• Records supplied
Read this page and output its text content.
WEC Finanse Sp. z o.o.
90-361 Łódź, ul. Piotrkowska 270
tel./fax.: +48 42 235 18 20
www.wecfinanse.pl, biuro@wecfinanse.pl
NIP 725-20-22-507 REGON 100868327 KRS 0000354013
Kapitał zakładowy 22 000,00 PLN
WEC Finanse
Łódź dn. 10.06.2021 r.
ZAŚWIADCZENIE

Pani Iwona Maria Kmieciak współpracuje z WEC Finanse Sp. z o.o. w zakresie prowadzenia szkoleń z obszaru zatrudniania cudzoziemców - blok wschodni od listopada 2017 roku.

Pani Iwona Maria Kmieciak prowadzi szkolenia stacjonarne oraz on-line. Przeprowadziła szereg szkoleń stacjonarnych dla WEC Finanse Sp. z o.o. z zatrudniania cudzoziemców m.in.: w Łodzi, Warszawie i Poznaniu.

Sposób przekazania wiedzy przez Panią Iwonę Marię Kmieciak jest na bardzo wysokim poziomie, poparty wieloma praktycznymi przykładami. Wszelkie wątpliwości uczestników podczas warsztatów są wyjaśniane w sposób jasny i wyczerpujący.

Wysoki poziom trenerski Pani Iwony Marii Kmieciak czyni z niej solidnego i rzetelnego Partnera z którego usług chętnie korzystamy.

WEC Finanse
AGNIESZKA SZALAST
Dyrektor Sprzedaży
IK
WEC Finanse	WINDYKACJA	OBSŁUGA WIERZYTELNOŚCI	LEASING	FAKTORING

• What the exercise asks
Search the records above for "Kmieciak". Copy each line where it is found.

• Solution
Pani Iwona Maria Kmieciak współpracuje z WEC Finanse Sp. z o.o. w zakresie prowadzenia szkoleń z obszaru zatrudniania cudzoziemców - blok wschodni od listopada 2017 roku.
Pani Iwona Maria Kmieciak prowadzi szkolenia stacjonarne oraz on-line. Przeprowadziła szereg szkoleń stacjonarnych dla WEC Finanse Sp. z o.o. z zatrudniania cudzoziemców m.in.: w Łodzi, Warszawie i Poznaniu.
Sposób przekazania wiedzy przez Panią Iwonę Marię Kmieciak jest na bardzo wysokim poziomie, poparty wieloma praktycznymi przykładami. Wszelkie wątpliwości uczestników podczas warsztatów są wyjaśniane w sposób jasny i wyczerpujący.
Wysoki poziom trenerski Pani Iwony Marii Kmieciak czyni z niej solidnego i rzetelnego Partnera z którego usług chętnie korzystamy.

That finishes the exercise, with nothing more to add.